[Dataset records]
++++++

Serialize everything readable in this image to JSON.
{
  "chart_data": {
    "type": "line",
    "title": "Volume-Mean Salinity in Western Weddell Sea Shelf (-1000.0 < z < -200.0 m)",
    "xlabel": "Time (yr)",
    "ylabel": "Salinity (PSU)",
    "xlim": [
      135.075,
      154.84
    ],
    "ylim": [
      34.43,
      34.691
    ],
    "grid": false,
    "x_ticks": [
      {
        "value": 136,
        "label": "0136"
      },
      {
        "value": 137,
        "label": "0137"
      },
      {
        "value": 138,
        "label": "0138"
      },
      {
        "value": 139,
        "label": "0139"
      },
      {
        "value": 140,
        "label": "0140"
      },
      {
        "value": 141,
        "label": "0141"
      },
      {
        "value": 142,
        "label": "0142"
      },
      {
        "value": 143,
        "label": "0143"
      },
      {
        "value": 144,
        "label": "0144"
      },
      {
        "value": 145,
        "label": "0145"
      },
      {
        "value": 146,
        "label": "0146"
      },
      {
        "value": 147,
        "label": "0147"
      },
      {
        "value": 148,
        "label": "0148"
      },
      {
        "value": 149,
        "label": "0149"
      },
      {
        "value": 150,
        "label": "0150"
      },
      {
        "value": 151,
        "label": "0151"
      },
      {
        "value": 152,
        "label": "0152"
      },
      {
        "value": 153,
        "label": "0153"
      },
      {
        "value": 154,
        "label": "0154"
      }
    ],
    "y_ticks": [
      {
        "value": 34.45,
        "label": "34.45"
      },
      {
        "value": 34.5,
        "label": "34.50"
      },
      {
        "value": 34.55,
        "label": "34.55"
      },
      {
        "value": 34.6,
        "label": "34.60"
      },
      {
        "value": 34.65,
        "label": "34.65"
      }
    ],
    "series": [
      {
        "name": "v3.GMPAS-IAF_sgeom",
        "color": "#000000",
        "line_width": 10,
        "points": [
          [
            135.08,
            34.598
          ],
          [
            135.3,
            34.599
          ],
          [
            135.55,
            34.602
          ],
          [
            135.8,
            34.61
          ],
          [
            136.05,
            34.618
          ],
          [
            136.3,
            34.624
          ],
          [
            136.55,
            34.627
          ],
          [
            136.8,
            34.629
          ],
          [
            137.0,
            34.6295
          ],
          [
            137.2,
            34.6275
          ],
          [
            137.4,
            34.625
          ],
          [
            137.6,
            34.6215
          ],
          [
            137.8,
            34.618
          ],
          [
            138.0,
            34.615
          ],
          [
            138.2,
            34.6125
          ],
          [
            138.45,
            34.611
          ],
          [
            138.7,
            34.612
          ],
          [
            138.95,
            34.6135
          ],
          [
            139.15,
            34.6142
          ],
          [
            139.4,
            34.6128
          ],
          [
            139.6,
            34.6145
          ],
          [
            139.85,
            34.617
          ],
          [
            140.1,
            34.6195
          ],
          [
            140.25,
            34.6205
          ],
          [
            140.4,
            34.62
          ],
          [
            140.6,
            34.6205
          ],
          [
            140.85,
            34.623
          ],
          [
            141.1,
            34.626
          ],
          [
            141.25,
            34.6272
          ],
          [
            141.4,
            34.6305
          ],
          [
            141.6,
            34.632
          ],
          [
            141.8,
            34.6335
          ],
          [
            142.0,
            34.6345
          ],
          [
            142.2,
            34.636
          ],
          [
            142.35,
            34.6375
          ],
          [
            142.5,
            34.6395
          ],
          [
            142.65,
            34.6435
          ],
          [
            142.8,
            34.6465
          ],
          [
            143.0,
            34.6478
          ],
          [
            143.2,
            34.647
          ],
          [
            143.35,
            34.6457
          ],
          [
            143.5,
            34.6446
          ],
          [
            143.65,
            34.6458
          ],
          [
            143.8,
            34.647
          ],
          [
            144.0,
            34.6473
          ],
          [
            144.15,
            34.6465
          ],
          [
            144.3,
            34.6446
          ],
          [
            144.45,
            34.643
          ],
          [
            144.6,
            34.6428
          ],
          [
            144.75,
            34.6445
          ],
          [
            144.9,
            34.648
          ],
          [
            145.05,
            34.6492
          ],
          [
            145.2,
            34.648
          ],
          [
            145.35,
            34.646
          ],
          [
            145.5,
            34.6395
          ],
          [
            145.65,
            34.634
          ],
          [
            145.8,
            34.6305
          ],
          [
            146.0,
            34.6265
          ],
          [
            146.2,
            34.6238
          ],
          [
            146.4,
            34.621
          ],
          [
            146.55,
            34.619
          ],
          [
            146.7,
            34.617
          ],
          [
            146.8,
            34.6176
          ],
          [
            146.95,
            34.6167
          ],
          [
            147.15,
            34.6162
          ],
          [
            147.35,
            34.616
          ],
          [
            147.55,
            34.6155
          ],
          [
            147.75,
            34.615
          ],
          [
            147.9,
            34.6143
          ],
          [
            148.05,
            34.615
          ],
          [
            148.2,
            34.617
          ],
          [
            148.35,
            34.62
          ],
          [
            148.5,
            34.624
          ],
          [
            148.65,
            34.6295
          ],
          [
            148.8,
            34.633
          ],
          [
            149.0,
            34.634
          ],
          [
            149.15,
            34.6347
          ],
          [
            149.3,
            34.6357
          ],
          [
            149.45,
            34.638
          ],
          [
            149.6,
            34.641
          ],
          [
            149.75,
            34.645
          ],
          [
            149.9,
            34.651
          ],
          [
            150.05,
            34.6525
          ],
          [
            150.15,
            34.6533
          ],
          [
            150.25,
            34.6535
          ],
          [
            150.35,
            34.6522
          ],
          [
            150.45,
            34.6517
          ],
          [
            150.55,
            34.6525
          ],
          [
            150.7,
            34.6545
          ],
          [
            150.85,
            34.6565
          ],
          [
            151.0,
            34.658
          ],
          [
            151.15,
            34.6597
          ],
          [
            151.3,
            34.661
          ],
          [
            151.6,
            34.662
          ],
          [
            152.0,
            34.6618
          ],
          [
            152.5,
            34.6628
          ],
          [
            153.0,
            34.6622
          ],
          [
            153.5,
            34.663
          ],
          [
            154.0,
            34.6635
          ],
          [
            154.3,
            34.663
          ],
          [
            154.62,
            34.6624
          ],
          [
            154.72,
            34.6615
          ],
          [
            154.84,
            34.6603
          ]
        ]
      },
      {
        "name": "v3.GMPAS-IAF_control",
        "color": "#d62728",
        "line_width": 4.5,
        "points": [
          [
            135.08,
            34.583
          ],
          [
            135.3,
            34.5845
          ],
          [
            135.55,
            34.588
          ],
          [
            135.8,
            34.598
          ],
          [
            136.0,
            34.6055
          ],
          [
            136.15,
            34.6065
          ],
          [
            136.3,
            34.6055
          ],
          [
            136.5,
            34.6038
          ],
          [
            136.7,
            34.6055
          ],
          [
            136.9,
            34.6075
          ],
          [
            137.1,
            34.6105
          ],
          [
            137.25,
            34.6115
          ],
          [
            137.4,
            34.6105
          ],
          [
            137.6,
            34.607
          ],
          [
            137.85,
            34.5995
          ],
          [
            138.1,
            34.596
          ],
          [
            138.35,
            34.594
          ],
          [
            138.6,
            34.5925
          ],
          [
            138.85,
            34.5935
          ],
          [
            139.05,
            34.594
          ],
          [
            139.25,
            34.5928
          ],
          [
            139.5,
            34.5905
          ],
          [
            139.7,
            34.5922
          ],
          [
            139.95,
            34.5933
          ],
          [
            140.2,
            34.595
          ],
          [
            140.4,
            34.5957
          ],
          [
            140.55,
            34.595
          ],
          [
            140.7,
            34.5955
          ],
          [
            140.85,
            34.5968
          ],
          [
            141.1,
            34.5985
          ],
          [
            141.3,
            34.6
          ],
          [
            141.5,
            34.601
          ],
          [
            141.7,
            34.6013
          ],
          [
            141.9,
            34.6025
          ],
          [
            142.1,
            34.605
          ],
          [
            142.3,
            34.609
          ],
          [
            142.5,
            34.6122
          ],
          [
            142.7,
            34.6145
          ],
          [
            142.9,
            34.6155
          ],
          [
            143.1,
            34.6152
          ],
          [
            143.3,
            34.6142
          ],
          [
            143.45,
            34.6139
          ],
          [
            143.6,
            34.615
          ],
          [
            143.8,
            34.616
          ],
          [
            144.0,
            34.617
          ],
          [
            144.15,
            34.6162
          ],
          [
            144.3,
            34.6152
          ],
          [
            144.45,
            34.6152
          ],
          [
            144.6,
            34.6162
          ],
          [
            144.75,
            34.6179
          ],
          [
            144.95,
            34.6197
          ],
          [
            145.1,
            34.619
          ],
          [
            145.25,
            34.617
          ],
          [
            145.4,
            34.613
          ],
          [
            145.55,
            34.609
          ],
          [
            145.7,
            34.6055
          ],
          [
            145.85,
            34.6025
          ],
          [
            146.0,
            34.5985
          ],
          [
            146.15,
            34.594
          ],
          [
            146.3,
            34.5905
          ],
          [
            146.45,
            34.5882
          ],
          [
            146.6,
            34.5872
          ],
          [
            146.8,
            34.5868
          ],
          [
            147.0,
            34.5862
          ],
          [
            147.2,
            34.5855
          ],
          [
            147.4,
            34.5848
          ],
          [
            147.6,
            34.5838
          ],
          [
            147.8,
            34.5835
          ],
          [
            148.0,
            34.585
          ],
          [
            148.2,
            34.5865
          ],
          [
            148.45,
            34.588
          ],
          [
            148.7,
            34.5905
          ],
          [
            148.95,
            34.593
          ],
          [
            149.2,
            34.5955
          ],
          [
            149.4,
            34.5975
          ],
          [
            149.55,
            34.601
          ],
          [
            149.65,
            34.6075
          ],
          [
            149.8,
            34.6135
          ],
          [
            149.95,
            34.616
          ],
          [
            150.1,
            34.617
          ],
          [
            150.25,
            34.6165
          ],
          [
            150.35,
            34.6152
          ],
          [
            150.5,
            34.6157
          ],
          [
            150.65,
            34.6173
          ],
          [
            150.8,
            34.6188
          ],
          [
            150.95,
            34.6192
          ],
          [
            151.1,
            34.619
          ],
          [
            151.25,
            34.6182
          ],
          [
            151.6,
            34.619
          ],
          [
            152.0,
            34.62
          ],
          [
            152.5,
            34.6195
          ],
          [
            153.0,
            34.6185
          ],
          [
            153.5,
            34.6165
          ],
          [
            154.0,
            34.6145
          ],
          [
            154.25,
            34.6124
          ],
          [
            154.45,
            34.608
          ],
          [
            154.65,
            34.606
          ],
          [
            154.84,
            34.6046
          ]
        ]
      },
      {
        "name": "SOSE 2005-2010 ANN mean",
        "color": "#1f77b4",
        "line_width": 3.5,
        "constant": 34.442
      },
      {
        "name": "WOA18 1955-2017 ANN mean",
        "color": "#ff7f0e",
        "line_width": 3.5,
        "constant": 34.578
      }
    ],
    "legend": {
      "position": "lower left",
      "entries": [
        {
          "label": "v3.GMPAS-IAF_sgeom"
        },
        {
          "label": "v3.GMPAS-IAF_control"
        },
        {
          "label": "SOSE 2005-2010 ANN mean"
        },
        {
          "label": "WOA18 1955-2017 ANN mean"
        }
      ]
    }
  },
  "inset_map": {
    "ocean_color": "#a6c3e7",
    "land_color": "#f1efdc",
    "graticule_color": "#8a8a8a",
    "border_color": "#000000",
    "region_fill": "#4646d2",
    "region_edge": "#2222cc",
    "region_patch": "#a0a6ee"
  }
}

++++++

Set exercise: In the lines above, locate the string "Salinity". Copy every line where it occurs.

Answer for the task:
    "title": "Volume-Mean Salinity in Western Weddell Sea Shelf (-1000.0 < z < -200.0 m)",
    "ylabel": "Salinity (PSU)",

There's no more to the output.